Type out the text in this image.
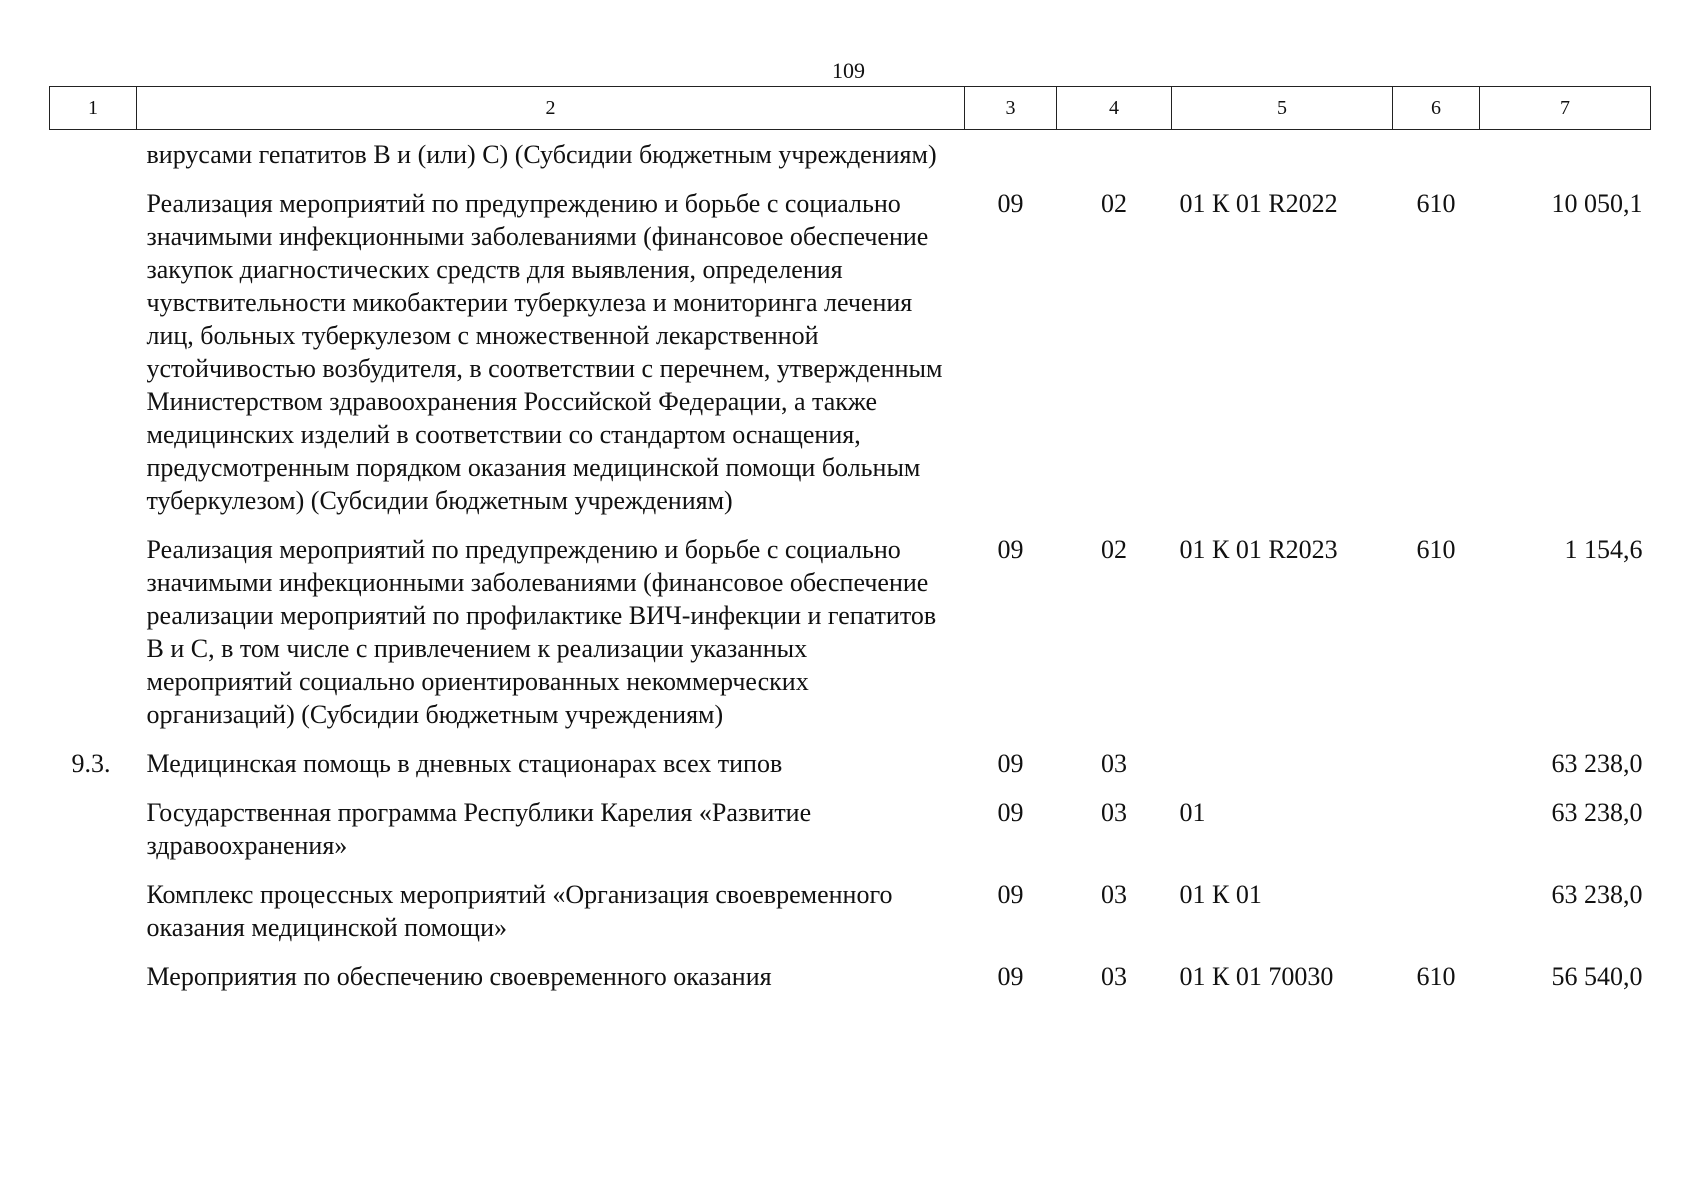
109
1	2	3	4	5	6	7
	вирусами гепатитов В и (или) С) (Субсидии бюджетным учреждениям)					
	Реализация мероприятий по предупреждению и борьбе с социально значимыми инфекционными заболеваниями (финансовое обеспечение закупок диагностических средств для выявления, определения чувствительности микобактерии туберкулеза и мониторинга лечения лиц, больных туберкулезом с множественной лекарственной устойчивостью возбудителя, в соответствии с перечнем, утвержденным Министерством здравоохранения Российской Федерации, а также медицинских изделий в соответствии со стандартом оснащения, предусмотренным порядком оказания медицинской помощи больным туберкулезом) (Субсидии бюджетным учреждениям)	09	02	01 К 01 R2022	610	10 050,1
	Реализация мероприятий по предупреждению и борьбе с социально значимыми инфекционными заболеваниями (финансовое обеспечение реализации мероприятий по профилактике ВИЧ-инфекции и гепатитов В и С, в том числе с привлечением к реализации указанных мероприятий социально ориентированных некоммерческих организаций) (Субсидии бюджетным учреждениям)	09	02	01 К 01 R2023	610	1 154,6
9.3.	Медицинская помощь в дневных стационарах всех типов	09	03			63 238,0
	Государственная программа Республики Карелия «Развитие здравоохранения»	09	03	01		63 238,0
	Комплекс процессных мероприятий «Организация своевременного оказания медицинской помощи»	09	03	01 К 01		63 238,0
	Мероприятия по обеспечению своевременного оказания	09	03	01 К 01 70030	610	56 540,0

TASK OBJECTIVE ::
Every entry must be transcribed exactly. Pictures do not belong in the copy.

TASK OUTPUT ::
Type out the text in this image.
109
1	2	3	4	5	6	7
	вирусами гепатитов В и (или) С) (Субсидии бюджетным учреждениям)					
	Реализация мероприятий по предупреждению и борьбе с социально значимыми инфекционными заболеваниями (финансовое обеспечение закупок диагностических средств для выявления, определения чувствительности микобактерии туберкулеза и мониторинга лечения лиц, больных туберкулезом с множественной лекарственной устойчивостью возбудителя, в соответствии с перечнем, утвержденным Министерством здравоохранения Российской Федерации, а также медицинских изделий в соответствии со стандартом оснащения, предусмотренным порядком оказания медицинской помощи больным туберкулезом) (Субсидии бюджетным учреждениям)	09	02	01 К 01 R2022	610	10 050,1
	Реализация мероприятий по предупреждению и борьбе с социально значимыми инфекционными заболеваниями (финансовое обеспечение реализации мероприятий по профилактике ВИЧ-инфекции и гепатитов В и С, в том числе с привлечением к реализации указанных мероприятий социально ориентированных некоммерческих организаций) (Субсидии бюджетным учреждениям)	09	02	01 К 01 R2023	610	1 154,6
9.3.	Медицинская помощь в дневных стационарах всех типов	09	03			63 238,0
	Государственная программа Республики Карелия «Развитие здравоохранения»	09	03	01		63 238,0
	Комплекс процессных мероприятий «Организация своевременного оказания медицинской помощи»	09	03	01 К 01		63 238,0
	Мероприятия по обеспечению своевременного оказания	09	03	01 К 01 70030	610	56 540,0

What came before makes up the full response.